▸ DATEN
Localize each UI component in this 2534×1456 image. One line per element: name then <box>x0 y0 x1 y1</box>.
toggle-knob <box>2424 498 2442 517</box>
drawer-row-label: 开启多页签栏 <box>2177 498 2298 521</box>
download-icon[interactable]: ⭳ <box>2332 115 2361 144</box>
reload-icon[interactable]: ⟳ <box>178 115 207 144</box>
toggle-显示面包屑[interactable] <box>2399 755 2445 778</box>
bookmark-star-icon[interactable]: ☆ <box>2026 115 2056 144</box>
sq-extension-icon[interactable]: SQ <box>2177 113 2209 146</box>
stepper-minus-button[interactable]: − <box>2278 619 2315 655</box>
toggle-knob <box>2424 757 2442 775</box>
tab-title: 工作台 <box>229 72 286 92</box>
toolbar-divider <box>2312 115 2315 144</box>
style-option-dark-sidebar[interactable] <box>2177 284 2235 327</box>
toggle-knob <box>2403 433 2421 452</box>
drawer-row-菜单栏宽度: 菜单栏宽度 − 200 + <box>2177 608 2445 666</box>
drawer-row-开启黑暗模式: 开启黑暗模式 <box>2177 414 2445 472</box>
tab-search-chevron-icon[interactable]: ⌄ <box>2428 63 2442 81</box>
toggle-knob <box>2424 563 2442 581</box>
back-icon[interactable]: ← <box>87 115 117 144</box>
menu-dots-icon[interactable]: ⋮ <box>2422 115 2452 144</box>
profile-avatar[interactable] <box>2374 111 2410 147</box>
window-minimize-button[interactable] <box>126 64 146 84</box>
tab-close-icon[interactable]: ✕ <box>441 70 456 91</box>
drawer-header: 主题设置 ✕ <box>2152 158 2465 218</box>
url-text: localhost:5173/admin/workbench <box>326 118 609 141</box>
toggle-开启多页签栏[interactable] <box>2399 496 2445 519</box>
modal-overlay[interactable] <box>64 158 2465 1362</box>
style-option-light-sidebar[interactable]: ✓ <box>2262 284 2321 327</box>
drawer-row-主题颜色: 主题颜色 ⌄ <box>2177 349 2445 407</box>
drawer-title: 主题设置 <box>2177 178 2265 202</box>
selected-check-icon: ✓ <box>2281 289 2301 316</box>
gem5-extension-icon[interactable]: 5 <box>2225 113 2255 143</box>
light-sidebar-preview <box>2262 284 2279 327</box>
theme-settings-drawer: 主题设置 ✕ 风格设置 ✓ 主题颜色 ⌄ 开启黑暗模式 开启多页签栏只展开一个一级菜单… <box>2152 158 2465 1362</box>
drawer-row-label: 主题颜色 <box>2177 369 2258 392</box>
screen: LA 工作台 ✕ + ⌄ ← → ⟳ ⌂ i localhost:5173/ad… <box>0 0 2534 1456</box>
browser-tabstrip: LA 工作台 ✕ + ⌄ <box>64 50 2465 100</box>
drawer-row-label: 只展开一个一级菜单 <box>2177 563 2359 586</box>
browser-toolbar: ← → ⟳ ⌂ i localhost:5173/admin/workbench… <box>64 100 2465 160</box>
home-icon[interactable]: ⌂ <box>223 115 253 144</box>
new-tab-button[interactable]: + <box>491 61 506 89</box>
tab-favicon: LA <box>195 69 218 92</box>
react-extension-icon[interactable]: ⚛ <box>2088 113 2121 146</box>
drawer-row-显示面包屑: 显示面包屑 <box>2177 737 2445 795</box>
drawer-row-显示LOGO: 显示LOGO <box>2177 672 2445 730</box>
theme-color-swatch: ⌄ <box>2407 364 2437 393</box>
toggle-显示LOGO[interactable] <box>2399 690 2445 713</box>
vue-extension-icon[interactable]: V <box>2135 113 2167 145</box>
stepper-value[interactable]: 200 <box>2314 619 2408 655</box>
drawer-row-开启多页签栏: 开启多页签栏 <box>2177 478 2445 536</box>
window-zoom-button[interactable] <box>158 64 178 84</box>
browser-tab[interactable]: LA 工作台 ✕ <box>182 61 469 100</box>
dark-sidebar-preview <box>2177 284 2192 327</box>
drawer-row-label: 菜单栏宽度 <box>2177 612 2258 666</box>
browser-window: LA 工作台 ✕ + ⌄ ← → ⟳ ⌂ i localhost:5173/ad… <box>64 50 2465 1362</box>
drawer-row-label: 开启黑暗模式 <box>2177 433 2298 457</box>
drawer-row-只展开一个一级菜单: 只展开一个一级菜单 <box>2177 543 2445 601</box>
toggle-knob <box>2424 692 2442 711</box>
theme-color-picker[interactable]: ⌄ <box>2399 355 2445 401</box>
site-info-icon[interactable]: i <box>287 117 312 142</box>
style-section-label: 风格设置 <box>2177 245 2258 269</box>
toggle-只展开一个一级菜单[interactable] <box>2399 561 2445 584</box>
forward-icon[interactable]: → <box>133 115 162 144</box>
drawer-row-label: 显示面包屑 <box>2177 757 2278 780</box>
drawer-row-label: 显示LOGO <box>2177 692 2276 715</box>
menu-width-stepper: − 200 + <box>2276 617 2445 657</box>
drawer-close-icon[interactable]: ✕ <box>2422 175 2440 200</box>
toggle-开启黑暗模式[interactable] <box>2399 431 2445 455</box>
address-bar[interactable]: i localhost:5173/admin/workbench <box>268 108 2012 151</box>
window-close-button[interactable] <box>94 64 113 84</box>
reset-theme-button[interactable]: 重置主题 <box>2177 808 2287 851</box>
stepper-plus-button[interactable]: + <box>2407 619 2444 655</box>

▸ ZIEL
Gib alle Zeilen sämtlicher Datensätze unverändert zurück.

▸ ERGEBNIS
Localize each UI component in this 2534×1456 image. One line per element: name then <box>x0 y0 x1 y1</box>.
toggle-knob <box>2424 498 2442 517</box>
drawer-row-label: 开启多页签栏 <box>2177 498 2298 521</box>
download-icon[interactable]: ⭳ <box>2332 115 2361 144</box>
reload-icon[interactable]: ⟳ <box>178 115 207 144</box>
toggle-显示面包屑[interactable] <box>2399 755 2445 778</box>
bookmark-star-icon[interactable]: ☆ <box>2026 115 2056 144</box>
sq-extension-icon[interactable]: SQ <box>2177 113 2209 146</box>
stepper-minus-button[interactable]: − <box>2278 619 2315 655</box>
toggle-knob <box>2424 757 2442 775</box>
tab-title: 工作台 <box>229 72 286 92</box>
toolbar-divider <box>2312 115 2315 144</box>
style-option-dark-sidebar[interactable] <box>2177 284 2235 327</box>
toggle-knob <box>2403 433 2421 452</box>
drawer-row-菜单栏宽度: 菜单栏宽度 − 200 + <box>2177 608 2445 666</box>
drawer-row-开启黑暗模式: 开启黑暗模式 <box>2177 414 2445 472</box>
tab-search-chevron-icon[interactable]: ⌄ <box>2428 63 2442 81</box>
toggle-knob <box>2424 563 2442 581</box>
back-icon[interactable]: ← <box>87 115 117 144</box>
menu-dots-icon[interactable]: ⋮ <box>2422 115 2452 144</box>
profile-avatar[interactable] <box>2374 111 2410 147</box>
window-minimize-button[interactable] <box>126 64 146 84</box>
tab-close-icon[interactable]: ✕ <box>441 70 456 91</box>
drawer-header: 主题设置 ✕ <box>2152 158 2465 218</box>
url-text: localhost:5173/admin/workbench <box>326 118 609 141</box>
toggle-开启多页签栏[interactable] <box>2399 496 2445 519</box>
modal-overlay[interactable] <box>64 158 2465 1362</box>
style-option-light-sidebar[interactable]: ✓ <box>2262 284 2321 327</box>
drawer-row-主题颜色: 主题颜色 ⌄ <box>2177 349 2445 407</box>
drawer-title: 主题设置 <box>2177 178 2265 202</box>
selected-check-icon: ✓ <box>2281 289 2301 316</box>
gem5-extension-icon[interactable]: 5 <box>2225 113 2255 143</box>
light-sidebar-preview <box>2262 284 2279 327</box>
theme-settings-drawer: 主题设置 ✕ 风格设置 ✓ 主题颜色 ⌄ 开启黑暗模式 开启多页签栏只展开一个一级菜单… <box>2152 158 2465 1362</box>
drawer-row-label: 主题颜色 <box>2177 369 2258 392</box>
screen: LA 工作台 ✕ + ⌄ ← → ⟳ ⌂ i localhost:5173/ad… <box>0 0 2534 1456</box>
browser-tabstrip: LA 工作台 ✕ + ⌄ <box>64 50 2465 100</box>
drawer-row-label: 只展开一个一级菜单 <box>2177 563 2359 586</box>
browser-toolbar: ← → ⟳ ⌂ i localhost:5173/admin/workbench… <box>64 100 2465 160</box>
home-icon[interactable]: ⌂ <box>223 115 253 144</box>
new-tab-button[interactable]: + <box>491 61 506 89</box>
tab-favicon: LA <box>195 69 218 92</box>
react-extension-icon[interactable]: ⚛ <box>2088 113 2121 146</box>
drawer-row-显示面包屑: 显示面包屑 <box>2177 737 2445 795</box>
drawer-row-显示LOGO: 显示LOGO <box>2177 672 2445 730</box>
theme-color-swatch: ⌄ <box>2407 364 2437 393</box>
toggle-显示LOGO[interactable] <box>2399 690 2445 713</box>
vue-extension-icon[interactable]: V <box>2135 113 2167 145</box>
stepper-value[interactable]: 200 <box>2314 619 2408 655</box>
drawer-row-开启多页签栏: 开启多页签栏 <box>2177 478 2445 536</box>
window-zoom-button[interactable] <box>158 64 178 84</box>
browser-tab[interactable]: LA 工作台 ✕ <box>182 61 469 100</box>
dark-sidebar-preview <box>2177 284 2192 327</box>
drawer-row-label: 菜单栏宽度 <box>2177 612 2258 666</box>
browser-window: LA 工作台 ✕ + ⌄ ← → ⟳ ⌂ i localhost:5173/ad… <box>64 50 2465 1362</box>
drawer-row-label: 开启黑暗模式 <box>2177 433 2298 457</box>
drawer-row-只展开一个一级菜单: 只展开一个一级菜单 <box>2177 543 2445 601</box>
toggle-knob <box>2424 692 2442 711</box>
theme-color-picker[interactable]: ⌄ <box>2399 355 2445 401</box>
site-info-icon[interactable]: i <box>287 117 312 142</box>
style-section-label: 风格设置 <box>2177 245 2258 269</box>
toggle-只展开一个一级菜单[interactable] <box>2399 561 2445 584</box>
forward-icon[interactable]: → <box>133 115 162 144</box>
drawer-row-label: 显示面包屑 <box>2177 757 2278 780</box>
drawer-row-label: 显示LOGO <box>2177 692 2276 715</box>
menu-width-stepper: − 200 + <box>2276 617 2445 657</box>
drawer-close-icon[interactable]: ✕ <box>2422 175 2440 200</box>
toggle-开启黑暗模式[interactable] <box>2399 431 2445 455</box>
address-bar[interactable]: i localhost:5173/admin/workbench <box>268 108 2012 151</box>
window-close-button[interactable] <box>94 64 113 84</box>
reset-theme-button[interactable]: 重置主题 <box>2177 808 2287 851</box>
stepper-plus-button[interactable]: + <box>2407 619 2444 655</box>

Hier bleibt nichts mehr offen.